> Input material:
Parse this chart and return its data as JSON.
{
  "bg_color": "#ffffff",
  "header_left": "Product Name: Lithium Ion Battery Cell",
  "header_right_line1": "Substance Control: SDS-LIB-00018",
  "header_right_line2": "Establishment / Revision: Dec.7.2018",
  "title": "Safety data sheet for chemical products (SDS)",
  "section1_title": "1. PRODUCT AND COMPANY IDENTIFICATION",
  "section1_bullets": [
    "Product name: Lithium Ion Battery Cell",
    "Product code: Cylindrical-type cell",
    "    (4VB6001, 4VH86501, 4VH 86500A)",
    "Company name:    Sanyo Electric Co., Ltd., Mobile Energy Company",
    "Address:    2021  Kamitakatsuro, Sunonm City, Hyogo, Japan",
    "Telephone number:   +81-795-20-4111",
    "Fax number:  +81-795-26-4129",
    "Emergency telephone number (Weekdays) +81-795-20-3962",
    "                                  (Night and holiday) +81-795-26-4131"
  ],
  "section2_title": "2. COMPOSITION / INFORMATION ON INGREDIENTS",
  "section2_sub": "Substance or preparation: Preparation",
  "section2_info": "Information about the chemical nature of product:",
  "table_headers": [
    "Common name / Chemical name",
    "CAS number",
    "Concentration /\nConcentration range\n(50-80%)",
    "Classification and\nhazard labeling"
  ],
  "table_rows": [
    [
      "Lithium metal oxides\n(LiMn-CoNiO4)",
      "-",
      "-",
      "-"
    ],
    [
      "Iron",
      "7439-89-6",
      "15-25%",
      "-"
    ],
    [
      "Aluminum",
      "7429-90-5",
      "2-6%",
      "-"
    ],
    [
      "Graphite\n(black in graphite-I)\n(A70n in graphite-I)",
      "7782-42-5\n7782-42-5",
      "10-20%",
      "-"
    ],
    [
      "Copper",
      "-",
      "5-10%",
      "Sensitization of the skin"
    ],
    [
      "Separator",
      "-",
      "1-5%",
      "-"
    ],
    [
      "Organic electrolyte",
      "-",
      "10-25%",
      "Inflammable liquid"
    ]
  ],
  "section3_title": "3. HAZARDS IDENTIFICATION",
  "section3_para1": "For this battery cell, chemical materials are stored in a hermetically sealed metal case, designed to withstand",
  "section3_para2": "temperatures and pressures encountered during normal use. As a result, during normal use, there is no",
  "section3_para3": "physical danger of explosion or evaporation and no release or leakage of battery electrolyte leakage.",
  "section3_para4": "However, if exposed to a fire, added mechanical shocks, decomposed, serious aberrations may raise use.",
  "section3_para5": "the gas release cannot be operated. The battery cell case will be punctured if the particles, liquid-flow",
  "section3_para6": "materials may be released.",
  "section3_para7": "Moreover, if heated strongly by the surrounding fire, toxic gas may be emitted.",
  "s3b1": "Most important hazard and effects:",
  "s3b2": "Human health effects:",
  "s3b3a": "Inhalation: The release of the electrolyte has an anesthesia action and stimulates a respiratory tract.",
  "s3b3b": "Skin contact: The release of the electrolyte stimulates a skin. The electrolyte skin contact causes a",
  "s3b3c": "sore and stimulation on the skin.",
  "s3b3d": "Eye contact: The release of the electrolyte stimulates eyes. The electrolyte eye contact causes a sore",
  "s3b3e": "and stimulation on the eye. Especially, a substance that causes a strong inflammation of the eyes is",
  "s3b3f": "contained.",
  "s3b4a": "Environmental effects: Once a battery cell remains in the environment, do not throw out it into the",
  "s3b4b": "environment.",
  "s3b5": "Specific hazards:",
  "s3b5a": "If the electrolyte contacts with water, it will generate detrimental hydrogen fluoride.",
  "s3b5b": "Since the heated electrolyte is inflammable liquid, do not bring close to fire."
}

> Prompt: Return every line above that contains the word "IDENTIFICATION".

> Written solution:
  "section1_title": "1. PRODUCT AND COMPANY IDENTIFICATION",
  "section3_title": "3. HAZARDS IDENTIFICATION",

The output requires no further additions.